## Record excerpts:
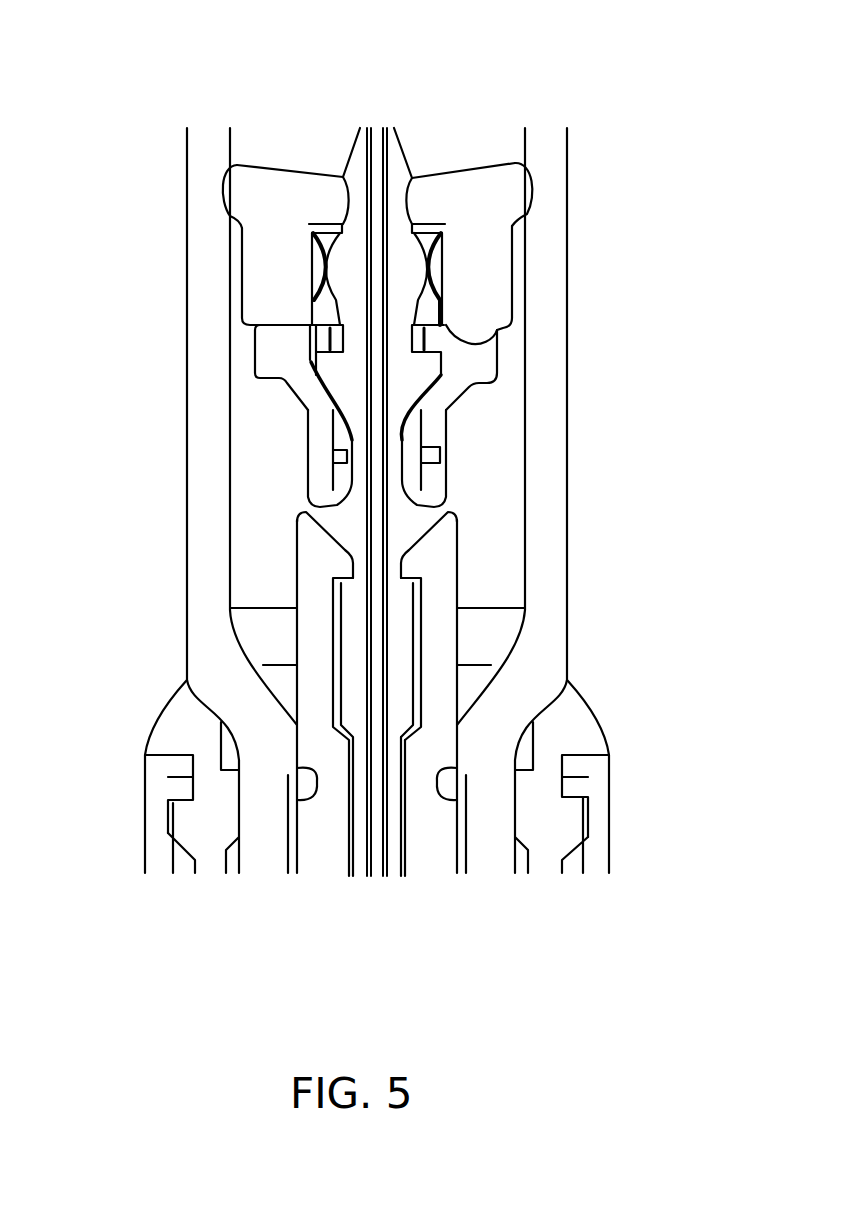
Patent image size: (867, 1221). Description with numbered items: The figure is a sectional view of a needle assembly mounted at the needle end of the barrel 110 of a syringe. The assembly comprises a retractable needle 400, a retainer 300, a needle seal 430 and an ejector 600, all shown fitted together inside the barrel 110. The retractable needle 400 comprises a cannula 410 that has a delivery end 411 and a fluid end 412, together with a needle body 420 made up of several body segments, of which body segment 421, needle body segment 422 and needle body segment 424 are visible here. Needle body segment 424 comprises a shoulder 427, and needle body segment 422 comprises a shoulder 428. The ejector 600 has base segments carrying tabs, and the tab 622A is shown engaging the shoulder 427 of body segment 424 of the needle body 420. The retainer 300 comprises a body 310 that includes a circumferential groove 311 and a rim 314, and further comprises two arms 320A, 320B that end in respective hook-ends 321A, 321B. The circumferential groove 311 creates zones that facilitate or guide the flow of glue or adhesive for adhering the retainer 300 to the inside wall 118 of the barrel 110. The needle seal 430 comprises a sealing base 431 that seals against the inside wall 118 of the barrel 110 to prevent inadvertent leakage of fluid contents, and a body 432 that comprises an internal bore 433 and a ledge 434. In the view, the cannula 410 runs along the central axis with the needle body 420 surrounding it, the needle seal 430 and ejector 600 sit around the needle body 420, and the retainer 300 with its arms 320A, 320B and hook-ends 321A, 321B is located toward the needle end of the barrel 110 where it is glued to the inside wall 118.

The barrel 110 is at (583, 322).
The inside wall 118 is at (230, 147).
The retainer 300 is at (325, 882).
The body 310 is at (333, 843).
The circumferential groove 311 is at (300, 785).
The rim 314 is at (460, 766).
The arm 320A is at (313, 640).
The arm 320B is at (438, 640).
The hook-end 321A is at (312, 538).
The hook-end 321B is at (437, 538).
The retractable needle 400 is at (408, 136).
The cannula 410 is at (218, 215).
The delivery end 411 is at (352, 128).
The fluid end 412 is at (373, 128).
The needle body 420 is at (484, 423).
The body segment 421 is at (403, 876).
The needle body segment 422 is at (352, 608).
The needle body segment 424 is at (303, 340).
The shoulder 427 is at (310, 376).
The shoulder 428 is at (423, 582).
The needle seal 430 is at (538, 211).
The sealing base 431 is at (247, 193).
The body 432 is at (253, 283).
The internal bore 433 is at (427, 160).
The ledge 434 is at (518, 186).
The ejector 600 is at (507, 370).
The tab 622A is at (258, 352).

## Task to carry out:
Change "needle assembly" to "needle unit" in the records, starting at their beginning and stopping after the line that contains "The inside wall 118 is at (230, 147).". Give only those lines with nothing else altered, and leave out the pictures.

## Complete response:
Patent image size: (867, 1221). Description with numbered items: The figure is a sectional view of a needle unit mounted at the needle end of the barrel 110 of a syringe. The assembly comprises a retractable needle 400, a retainer 300, a needle seal 430 and an ejector 600, all shown fitted together inside the barrel 110. The retractable needle 400 comprises a cannula 410 that has a delivery end 411 and a fluid end 412, together with a needle body 420 made up of several body segments, of which body segment 421, needle body segment 422 and needle body segment 424 are visible here. Needle body segment 424 comprises a shoulder 427, and needle body segment 422 comprises a shoulder 428. The ejector 600 has base segments carrying tabs, and the tab 622A is shown engaging the shoulder 427 of body segment 424 of the needle body 420. The retainer 300 comprises a body 310 that includes a circumferential groove 311 and a rim 314, and further comprises two arms 320A, 320B that end in respective hook-ends 321A, 321B. The circumferential groove 311 creates zones that facilitate or guide the flow of glue or adhesive for adhering the retainer 300 to the inside wall 118 of the barrel 110. The needle seal 430 comprises a sealing base 431 that seals against the inside wall 118 of the barrel 110 to prevent inadvertent leakage of fluid contents, and a body 432 that comprises an internal bore 433 and a ledge 434. In the view, the cannula 410 runs along the central axis with the needle body 420 surrounding it, the needle seal 430 and ejector 600 sit around the needle body 420, and the retainer 300 with its arms 320A, 320B and hook-ends 321A, 321B is located toward the needle end of the barrel 110 where it is glued to the inside wall 118.

The barrel 110 is at (583, 322).
The inside wall 118 is at (230, 147).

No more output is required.